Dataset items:
::::::::

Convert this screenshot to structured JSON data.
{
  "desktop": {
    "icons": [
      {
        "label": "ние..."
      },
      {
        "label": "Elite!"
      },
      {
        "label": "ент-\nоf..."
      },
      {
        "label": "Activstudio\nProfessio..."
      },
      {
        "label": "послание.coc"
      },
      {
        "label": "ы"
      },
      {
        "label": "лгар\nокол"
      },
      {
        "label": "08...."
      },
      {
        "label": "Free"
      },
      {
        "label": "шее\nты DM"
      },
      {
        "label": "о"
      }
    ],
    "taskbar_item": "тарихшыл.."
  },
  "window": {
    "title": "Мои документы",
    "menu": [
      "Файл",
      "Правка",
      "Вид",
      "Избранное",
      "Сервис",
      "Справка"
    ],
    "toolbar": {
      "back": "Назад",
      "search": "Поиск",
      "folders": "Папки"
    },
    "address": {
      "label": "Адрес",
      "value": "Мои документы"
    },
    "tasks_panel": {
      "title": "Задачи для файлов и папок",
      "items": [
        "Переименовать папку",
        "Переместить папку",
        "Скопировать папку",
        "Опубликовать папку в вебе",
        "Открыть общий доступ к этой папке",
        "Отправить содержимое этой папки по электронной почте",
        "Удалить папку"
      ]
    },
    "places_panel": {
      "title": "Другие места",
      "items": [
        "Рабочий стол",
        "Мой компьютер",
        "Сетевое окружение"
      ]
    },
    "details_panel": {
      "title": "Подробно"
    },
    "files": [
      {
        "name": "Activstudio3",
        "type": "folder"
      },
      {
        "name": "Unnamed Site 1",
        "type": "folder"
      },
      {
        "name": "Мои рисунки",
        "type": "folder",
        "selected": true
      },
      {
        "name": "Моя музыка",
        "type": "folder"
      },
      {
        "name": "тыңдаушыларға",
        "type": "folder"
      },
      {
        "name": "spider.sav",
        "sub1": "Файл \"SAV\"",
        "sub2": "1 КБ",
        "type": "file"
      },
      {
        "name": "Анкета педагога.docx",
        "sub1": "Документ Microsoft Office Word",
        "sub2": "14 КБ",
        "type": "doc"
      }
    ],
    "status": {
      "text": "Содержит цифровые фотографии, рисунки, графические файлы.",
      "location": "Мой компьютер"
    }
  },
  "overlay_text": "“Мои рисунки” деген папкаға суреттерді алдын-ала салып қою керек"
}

::::::::

* _Task goal_
Give every line of the material that includes the string "label".

* _Task solution_
        "label": "ние..."
        "label": "Elite!"
        "label": "ент-\nоf..."
        "label": "Activstudio\nProfessio..."
        "label": "послание.coc"
        "label": "ы"
        "label": "лгар\nокол"
        "label": "08...."
        "label": "Free"
        "label": "шее\nты DM"
        "label": "о"
      "label": "Адрес",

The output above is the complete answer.